# Page:
— start —

During these years, the researchers have developed a large number of variants of the above schemes.

3. Run-Length-Based Codes

The first data compression codes that researchers investigated for compressing scan vectors were encoded by runs of repeated values.

3.1. Simple-Run-Length Code

In Table 1, a variable number of bits are encoded by a fixed number of bits. Jas and Touba [6] used the above scheme to encode runs of 0s. To increase the prevalence of runs of 0s, this scheme uses cyclical scan architecture to allow the application of difference vectors, where the difference vector between test cubes 𝑡1 and 𝑡2 is equal to 𝑡1 XOR 𝑡2. Careful ordering of the test cubes maximizes the number of 0s in the difference vectors, thereby improving the effectiveness of run-length coding.

3.2. Golomb Codes

As shown in Table 2, Chandra and Chakrabarty [7, 9] and Li and Chakrabarty [8] proposed a technique based on Golomb codes that encode runs of 0s with variable-length code words. The code words are divided into groups of equal size 𝑚 (𝑚 is any power of 2). Each group 𝐴𝑘 is assigned a group prefix “(k –1) 1s followed by a 0” and as each group contains uniquely identifiable symbols, the final code word consists of a group prefix and a tail of 𝑁 bit which identifies the member in the group. The use of variable-length code words allows for efficient encoding of longer runs, although it requires a synchronization mechanism between the tester and the chip. This scheme is applied to difference vector derived the same way as in [6].

Encoded sequence corresponding to 001 0000001 001.. is 010 1010 010.  

3.3. Frequency-Directed Run-Length Codes
Original Test Data: 0 0 1  1 11 1  0 0 0 0 1 11 11 1.Run Length:      2    0 0 0 0   4   0  0  0  0  0.Encoded Test Data: 1000 00 00 00 00 1010 00 00 00 00 00.

In 2001, Chandra and Chakrabarty [10, 11] proposed a new scheme based on the observation that the frequency of runs of 0s with run length less than 20 is high and even within the range of 0 to 20, the frequency of runs of length 𝑙 decreases rapidly with increasing 𝑙. So test data compression can be more efficient if the runs of 0s with shorter run length are mapped to shorter code words. So further optimization can be achieved using frequency-directed run-length (FDR) codes. The FDR is similar to Golomb code but the difference is the variable group size. The size of the 𝑖th group is equal to 2𝑖, that is, that group contains 2𝑖 members. Table 3 demonstrates the code words for different run lengths.

3.4. Extended FDR

The FDR code is very efficient for compressing data that has few 1s and long runs of 0s but inefficient for data streams that are composed of both runs of 0s and runs of 1s. Generally, test vectors contain 0s and 1s in group, that is, there will be a run of 1s followed by a run of 0s and vice versa. Maleh and Abaji proposed an extension of FDR (EFDR) [12]. Here, the run of 0s followed by bit “1” and the run of 1s followed by bit “0” are the coded same way as FDR but adding an extra bit at the beginning of FDR code word. Code words for this method are shown in Table 4.

— end —

# Required task 1:
Answer these about the passage on run-length codes:
(a) Who used the simple run-length scheme to encode runs of 0s?
(b) In the Golomb code technique, what value can the group size 𝑚 take?
(c) Who proposed the extension of FDR known as EFDR?
The entries here bear no relation to the passage on run-length codes.

# Entries supplied:
— start —

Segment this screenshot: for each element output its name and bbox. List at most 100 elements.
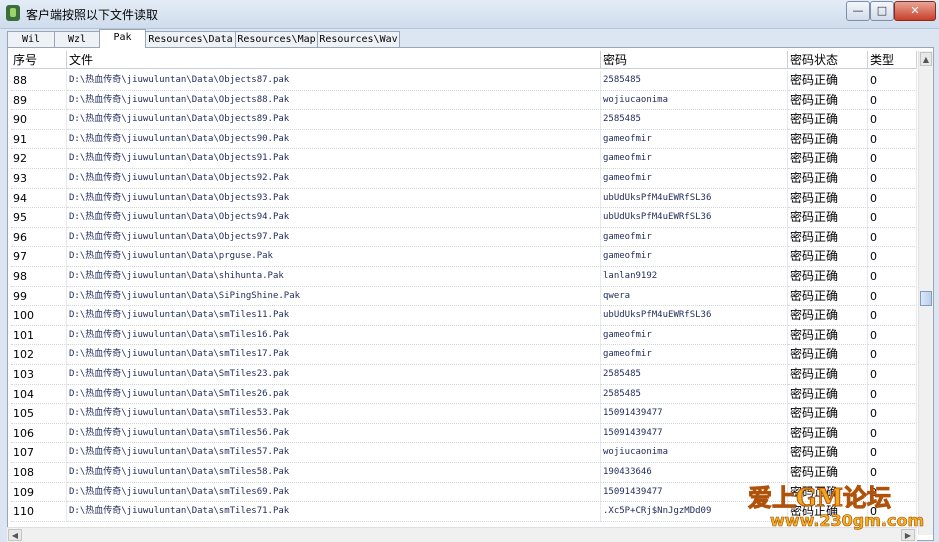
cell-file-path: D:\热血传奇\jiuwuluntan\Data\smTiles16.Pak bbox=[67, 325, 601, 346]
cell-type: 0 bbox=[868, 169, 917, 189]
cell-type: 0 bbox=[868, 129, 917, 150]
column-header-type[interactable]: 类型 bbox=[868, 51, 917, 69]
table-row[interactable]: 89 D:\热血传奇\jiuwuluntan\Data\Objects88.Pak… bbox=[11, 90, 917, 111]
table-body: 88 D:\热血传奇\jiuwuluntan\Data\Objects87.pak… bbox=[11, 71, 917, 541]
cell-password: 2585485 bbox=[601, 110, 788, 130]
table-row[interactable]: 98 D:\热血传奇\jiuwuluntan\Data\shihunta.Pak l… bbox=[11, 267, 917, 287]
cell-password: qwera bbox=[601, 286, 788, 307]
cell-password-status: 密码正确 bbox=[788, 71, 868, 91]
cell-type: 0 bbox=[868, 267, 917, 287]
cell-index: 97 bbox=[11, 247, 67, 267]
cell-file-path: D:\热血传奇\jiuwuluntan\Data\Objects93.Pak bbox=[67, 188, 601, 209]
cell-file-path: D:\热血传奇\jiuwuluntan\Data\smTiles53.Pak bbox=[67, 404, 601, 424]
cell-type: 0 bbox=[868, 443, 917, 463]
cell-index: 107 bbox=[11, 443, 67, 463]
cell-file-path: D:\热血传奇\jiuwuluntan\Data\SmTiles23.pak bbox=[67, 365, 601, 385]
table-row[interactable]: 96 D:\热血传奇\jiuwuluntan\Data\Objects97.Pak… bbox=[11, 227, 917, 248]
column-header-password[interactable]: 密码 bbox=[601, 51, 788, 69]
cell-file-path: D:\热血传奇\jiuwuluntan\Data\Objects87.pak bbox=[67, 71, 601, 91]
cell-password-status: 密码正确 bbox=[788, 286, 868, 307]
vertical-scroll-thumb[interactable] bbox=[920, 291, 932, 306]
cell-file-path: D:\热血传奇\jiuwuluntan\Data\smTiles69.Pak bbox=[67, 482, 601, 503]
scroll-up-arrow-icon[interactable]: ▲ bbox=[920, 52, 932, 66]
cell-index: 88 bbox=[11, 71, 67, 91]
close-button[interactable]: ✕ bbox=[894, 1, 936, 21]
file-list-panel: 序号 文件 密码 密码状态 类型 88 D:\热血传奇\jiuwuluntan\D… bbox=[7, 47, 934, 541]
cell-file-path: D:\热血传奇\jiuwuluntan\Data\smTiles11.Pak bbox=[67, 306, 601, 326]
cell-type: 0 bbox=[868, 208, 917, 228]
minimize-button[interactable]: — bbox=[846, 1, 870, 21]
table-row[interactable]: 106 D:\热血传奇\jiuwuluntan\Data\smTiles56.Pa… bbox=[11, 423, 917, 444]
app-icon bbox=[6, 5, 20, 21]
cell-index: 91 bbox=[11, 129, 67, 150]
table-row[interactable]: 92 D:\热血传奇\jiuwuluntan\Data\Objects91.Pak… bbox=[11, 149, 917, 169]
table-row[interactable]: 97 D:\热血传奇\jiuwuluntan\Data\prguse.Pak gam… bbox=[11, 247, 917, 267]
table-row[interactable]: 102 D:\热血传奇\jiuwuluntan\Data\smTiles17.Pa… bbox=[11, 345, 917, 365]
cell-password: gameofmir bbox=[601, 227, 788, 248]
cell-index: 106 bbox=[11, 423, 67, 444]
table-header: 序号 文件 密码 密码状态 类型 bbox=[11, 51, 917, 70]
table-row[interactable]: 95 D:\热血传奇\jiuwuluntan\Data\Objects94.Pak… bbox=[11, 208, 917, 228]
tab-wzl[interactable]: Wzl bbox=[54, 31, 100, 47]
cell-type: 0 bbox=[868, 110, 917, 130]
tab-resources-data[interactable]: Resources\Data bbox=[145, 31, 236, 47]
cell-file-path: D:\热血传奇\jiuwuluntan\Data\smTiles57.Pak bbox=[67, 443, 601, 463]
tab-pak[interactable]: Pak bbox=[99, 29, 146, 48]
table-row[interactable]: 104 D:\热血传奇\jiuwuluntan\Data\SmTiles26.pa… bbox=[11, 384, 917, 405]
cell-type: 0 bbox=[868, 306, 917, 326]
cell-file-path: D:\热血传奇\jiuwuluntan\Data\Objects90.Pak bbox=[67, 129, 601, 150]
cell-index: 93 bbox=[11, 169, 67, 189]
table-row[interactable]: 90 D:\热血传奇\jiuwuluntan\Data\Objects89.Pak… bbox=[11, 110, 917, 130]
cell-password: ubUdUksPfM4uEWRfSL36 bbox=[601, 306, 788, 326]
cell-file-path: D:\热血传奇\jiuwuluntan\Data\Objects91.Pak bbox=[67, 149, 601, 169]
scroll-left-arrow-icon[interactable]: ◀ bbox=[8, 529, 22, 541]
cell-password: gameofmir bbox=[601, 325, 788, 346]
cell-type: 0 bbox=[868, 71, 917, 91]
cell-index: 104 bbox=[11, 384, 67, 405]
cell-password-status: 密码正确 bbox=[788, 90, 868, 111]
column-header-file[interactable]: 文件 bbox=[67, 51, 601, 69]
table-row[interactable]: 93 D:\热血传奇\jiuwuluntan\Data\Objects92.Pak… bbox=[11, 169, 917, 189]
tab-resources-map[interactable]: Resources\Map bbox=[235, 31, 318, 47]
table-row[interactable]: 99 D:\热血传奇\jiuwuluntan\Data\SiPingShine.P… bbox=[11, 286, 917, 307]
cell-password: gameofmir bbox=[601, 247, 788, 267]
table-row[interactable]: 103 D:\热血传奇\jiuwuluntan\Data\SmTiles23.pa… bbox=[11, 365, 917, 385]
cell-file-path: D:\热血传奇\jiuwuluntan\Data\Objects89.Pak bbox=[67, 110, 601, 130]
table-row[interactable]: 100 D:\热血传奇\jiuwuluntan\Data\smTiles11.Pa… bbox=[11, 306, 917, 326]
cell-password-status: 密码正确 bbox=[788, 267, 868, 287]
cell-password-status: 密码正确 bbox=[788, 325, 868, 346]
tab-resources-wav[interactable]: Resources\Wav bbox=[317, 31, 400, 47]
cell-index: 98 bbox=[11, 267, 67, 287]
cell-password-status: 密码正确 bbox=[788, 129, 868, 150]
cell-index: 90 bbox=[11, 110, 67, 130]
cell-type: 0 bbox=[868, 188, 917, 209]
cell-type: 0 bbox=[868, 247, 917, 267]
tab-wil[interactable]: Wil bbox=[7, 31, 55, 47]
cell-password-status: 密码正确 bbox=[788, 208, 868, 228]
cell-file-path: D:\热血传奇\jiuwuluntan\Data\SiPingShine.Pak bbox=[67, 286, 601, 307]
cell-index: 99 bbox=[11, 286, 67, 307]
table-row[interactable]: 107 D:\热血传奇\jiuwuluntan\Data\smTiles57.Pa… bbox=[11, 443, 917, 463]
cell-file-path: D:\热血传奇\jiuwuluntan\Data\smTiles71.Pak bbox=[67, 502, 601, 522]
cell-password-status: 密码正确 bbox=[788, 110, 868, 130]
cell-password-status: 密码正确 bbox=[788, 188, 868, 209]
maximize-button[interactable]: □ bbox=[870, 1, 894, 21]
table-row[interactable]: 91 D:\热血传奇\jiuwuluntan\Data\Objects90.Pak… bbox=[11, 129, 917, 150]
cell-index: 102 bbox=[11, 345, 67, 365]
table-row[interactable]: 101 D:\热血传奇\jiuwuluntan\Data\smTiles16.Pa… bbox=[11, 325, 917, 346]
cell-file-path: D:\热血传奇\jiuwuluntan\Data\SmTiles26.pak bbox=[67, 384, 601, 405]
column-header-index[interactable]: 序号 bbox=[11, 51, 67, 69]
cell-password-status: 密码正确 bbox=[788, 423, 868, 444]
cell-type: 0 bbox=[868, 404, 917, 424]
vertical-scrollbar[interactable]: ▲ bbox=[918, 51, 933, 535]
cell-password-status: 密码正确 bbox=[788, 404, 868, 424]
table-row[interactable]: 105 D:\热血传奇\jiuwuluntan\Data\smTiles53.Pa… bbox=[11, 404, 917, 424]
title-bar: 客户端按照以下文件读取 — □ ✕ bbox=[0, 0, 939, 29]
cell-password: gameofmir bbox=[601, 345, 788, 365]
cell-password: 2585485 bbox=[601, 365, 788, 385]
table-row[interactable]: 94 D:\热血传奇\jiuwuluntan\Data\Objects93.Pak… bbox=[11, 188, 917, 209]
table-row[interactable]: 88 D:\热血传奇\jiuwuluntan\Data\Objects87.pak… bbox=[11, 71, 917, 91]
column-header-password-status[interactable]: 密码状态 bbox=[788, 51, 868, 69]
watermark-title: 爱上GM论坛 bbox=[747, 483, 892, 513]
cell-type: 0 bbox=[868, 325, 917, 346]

— end —

# Required task 2:
In the entries, retype the lines from the one containing "325, 601, 346]" through the one containing "cell-password: 2585485 bbox=[601, 110, 788, 130]", both included.

# Worked answer 1:
(a) Jas and Touba
(b) Any power of 2
(c) Maleh and Abaji

# Worked answer 2:
cell-file-path: D:\热血传奇\jiuwuluntan\Data\smTiles16.Pak bbox=[67, 325, 601, 346]
cell-type: 0 bbox=[868, 169, 917, 189]
cell-type: 0 bbox=[868, 129, 917, 150]
column-header-type[interactable]: 类型 bbox=[868, 51, 917, 69]
table-row[interactable]: 89 D:\热血传奇\jiuwuluntan\Data\Objects88.Pak… bbox=[11, 90, 917, 111]
table-body: 88 D:\热血传奇\jiuwuluntan\Data\Objects87.pak… bbox=[11, 71, 917, 541]
cell-password: 2585485 bbox=[601, 110, 788, 130]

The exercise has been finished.